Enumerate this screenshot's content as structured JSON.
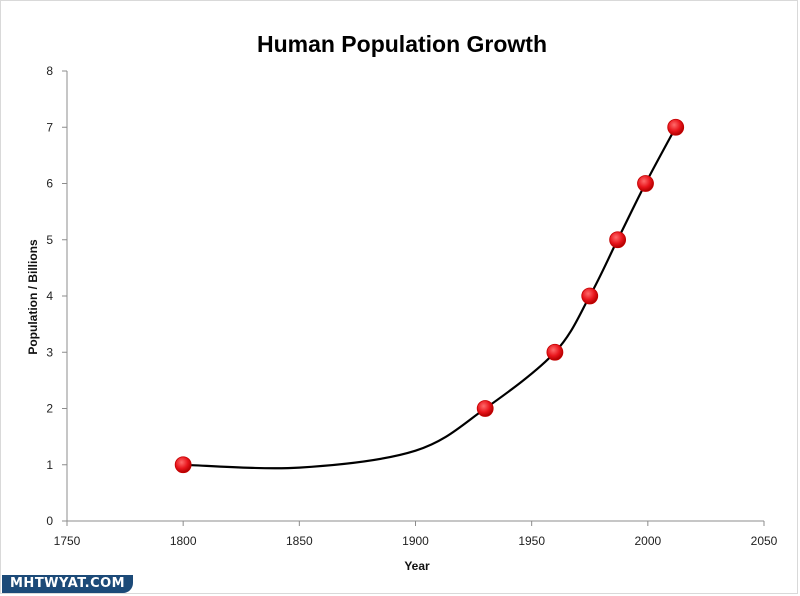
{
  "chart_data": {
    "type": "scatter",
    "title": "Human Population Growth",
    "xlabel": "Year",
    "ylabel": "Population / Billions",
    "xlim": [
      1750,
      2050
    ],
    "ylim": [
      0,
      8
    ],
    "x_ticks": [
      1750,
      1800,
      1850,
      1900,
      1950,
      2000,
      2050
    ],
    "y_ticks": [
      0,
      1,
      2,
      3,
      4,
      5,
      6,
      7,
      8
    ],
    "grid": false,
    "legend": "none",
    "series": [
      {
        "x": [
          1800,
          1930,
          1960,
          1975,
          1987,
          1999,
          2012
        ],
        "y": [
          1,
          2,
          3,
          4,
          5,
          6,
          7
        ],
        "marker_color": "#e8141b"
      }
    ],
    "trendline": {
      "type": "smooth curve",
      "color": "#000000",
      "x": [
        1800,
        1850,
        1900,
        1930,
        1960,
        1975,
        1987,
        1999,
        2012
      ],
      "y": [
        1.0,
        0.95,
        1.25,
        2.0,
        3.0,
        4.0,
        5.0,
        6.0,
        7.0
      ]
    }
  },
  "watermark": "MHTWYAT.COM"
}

============

**REQUIRED WORK:**
Write out each entry exactly as given, but skip the pictures.

**RESULT OF THIS EXERCISE:**
Enumerate this screenshot's content as structured JSON.
{
  "chart_data": {
    "type": "scatter",
    "title": "Human Population Growth",
    "xlabel": "Year",
    "ylabel": "Population / Billions",
    "xlim": [
      1750,
      2050
    ],
    "ylim": [
      0,
      8
    ],
    "x_ticks": [
      1750,
      1800,
      1850,
      1900,
      1950,
      2000,
      2050
    ],
    "y_ticks": [
      0,
      1,
      2,
      3,
      4,
      5,
      6,
      7,
      8
    ],
    "grid": false,
    "legend": "none",
    "series": [
      {
        "x": [
          1800,
          1930,
          1960,
          1975,
          1987,
          1999,
          2012
        ],
        "y": [
          1,
          2,
          3,
          4,
          5,
          6,
          7
        ],
        "marker_color": "#e8141b"
      }
    ],
    "trendline": {
      "type": "smooth curve",
      "color": "#000000",
      "x": [
        1800,
        1850,
        1900,
        1930,
        1960,
        1975,
        1987,
        1999,
        2012
      ],
      "y": [
        1.0,
        0.95,
        1.25,
        2.0,
        3.0,
        4.0,
        5.0,
        6.0,
        7.0
      ]
    }
  },
  "watermark": "MHTWYAT.COM"
}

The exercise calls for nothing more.